The exercise —
Reproduce each line of the material below character for character, from the first line to the last.

Items drawn from a data source:

-*-*-

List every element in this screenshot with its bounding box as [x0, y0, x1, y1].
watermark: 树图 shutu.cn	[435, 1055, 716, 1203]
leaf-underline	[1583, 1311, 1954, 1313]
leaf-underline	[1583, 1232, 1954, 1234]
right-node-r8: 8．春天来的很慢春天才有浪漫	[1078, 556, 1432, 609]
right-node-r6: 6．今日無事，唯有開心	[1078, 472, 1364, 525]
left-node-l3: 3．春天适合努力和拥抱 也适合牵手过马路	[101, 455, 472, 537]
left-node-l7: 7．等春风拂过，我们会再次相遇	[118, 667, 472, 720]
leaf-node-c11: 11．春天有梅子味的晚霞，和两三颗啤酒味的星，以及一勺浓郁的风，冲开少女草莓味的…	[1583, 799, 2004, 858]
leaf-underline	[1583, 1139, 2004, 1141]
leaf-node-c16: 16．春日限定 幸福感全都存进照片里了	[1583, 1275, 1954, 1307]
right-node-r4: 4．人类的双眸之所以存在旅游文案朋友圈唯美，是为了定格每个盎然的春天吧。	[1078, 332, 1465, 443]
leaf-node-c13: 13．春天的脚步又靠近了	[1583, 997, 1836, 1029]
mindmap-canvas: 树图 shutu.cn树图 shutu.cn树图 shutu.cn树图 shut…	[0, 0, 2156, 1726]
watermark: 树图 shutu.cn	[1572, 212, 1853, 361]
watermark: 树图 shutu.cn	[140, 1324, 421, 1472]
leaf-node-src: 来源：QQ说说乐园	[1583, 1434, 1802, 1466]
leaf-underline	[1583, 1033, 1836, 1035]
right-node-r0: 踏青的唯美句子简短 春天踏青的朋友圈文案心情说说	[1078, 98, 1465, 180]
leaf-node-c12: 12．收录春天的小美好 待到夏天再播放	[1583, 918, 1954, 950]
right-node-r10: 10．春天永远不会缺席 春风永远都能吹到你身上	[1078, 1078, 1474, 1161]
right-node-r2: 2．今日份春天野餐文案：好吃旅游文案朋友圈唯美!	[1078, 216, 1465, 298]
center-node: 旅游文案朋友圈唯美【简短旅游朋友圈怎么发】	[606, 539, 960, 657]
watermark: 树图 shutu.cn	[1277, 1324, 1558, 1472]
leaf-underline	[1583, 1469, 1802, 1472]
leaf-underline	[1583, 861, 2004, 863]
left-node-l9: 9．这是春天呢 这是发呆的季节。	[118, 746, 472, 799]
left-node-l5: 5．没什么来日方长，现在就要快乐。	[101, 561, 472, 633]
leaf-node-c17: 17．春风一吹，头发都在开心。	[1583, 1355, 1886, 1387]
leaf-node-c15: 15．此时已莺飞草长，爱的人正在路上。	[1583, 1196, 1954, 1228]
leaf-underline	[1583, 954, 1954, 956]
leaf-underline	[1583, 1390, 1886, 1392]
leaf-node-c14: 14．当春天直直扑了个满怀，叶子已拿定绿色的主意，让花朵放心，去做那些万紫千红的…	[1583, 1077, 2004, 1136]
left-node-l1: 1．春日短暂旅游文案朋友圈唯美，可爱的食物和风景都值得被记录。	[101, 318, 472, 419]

-*-*-

Output —
List every element in this screenshot with its bounding box as [x0, y0, x1, y1].
watermark: 树图 shutu.cn	[435, 1055, 716, 1203]
leaf-underline	[1583, 1311, 1954, 1313]
leaf-underline	[1583, 1232, 1954, 1234]
right-node-r8: 8．春天来的很慢春天才有浪漫	[1078, 556, 1432, 609]
right-node-r6: 6．今日無事，唯有開心	[1078, 472, 1364, 525]
left-node-l3: 3．春天适合努力和拥抱 也适合牵手过马路	[101, 455, 472, 537]
left-node-l7: 7．等春风拂过，我们会再次相遇	[118, 667, 472, 720]
leaf-node-c11: 11．春天有梅子味的晚霞，和两三颗啤酒味的星，以及一勺浓郁的风，冲开少女草莓味的…	[1583, 799, 2004, 858]
leaf-underline	[1583, 1139, 2004, 1141]
leaf-node-c16: 16．春日限定 幸福感全都存进照片里了	[1583, 1275, 1954, 1307]
right-node-r4: 4．人类的双眸之所以存在旅游文案朋友圈唯美，是为了定格每个盎然的春天吧。	[1078, 332, 1465, 443]
leaf-node-c13: 13．春天的脚步又靠近了	[1583, 997, 1836, 1029]
mindmap-canvas: 树图 shutu.cn树图 shutu.cn树图 shutu.cn树图 shut…	[0, 0, 2156, 1726]
watermark: 树图 shutu.cn	[1572, 212, 1853, 361]
watermark: 树图 shutu.cn	[140, 1324, 421, 1472]
leaf-node-src: 来源：QQ说说乐园	[1583, 1434, 1802, 1466]
leaf-underline	[1583, 1033, 1836, 1035]
right-node-r0: 踏青的唯美句子简短 春天踏青的朋友圈文案心情说说	[1078, 98, 1465, 180]
leaf-node-c12: 12．收录春天的小美好 待到夏天再播放	[1583, 918, 1954, 950]
right-node-r10: 10．春天永远不会缺席 春风永远都能吹到你身上	[1078, 1078, 1474, 1161]
right-node-r2: 2．今日份春天野餐文案：好吃旅游文案朋友圈唯美!	[1078, 216, 1465, 298]
center-node: 旅游文案朋友圈唯美【简短旅游朋友圈怎么发】	[606, 539, 960, 657]
watermark: 树图 shutu.cn	[1277, 1324, 1558, 1472]
leaf-underline	[1583, 1469, 1802, 1472]
leaf-underline	[1583, 861, 2004, 863]
left-node-l9: 9．这是春天呢 这是发呆的季节。	[118, 746, 472, 799]
left-node-l5: 5．没什么来日方长，现在就要快乐。	[101, 561, 472, 633]
leaf-node-c17: 17．春风一吹，头发都在开心。	[1583, 1355, 1886, 1387]
leaf-node-c15: 15．此时已莺飞草长，爱的人正在路上。	[1583, 1196, 1954, 1228]
leaf-underline	[1583, 954, 1954, 956]
leaf-underline	[1583, 1390, 1886, 1392]
leaf-node-c14: 14．当春天直直扑了个满怀，叶子已拿定绿色的主意，让花朵放心，去做那些万紫千红的…	[1583, 1077, 2004, 1136]
left-node-l1: 1．春日短暂旅游文案朋友圈唯美，可爱的食物和风景都值得被记录。	[101, 318, 472, 419]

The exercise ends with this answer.